Saved entries
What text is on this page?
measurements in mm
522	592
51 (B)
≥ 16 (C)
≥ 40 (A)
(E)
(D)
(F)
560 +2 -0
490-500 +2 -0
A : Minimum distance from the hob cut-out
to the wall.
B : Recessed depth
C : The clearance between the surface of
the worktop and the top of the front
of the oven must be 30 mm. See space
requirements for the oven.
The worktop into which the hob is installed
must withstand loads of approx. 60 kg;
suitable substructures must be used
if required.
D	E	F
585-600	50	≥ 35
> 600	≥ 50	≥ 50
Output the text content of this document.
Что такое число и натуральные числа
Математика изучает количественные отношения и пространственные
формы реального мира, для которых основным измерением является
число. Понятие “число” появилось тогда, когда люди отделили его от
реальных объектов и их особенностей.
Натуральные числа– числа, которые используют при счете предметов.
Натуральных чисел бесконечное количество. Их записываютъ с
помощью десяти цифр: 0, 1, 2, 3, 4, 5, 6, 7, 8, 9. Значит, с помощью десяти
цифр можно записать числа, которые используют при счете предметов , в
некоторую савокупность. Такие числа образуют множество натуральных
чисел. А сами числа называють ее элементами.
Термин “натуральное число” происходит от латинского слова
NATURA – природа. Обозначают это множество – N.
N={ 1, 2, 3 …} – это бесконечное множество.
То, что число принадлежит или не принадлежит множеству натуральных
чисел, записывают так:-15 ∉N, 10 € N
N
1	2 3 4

* [Aim of the exercise]: Copy each line from the records above that includes the string "числа".

* [Exercise result]:
Что такое число и натуральные числа
Натуральные числа– числа, которые используют при счете предметов.
цифр можно записать числа, которые используют при счете предметов , в
некоторую савокупность. Такие числа образуют множество натуральных
чисел. А сами числа называють ее элементами.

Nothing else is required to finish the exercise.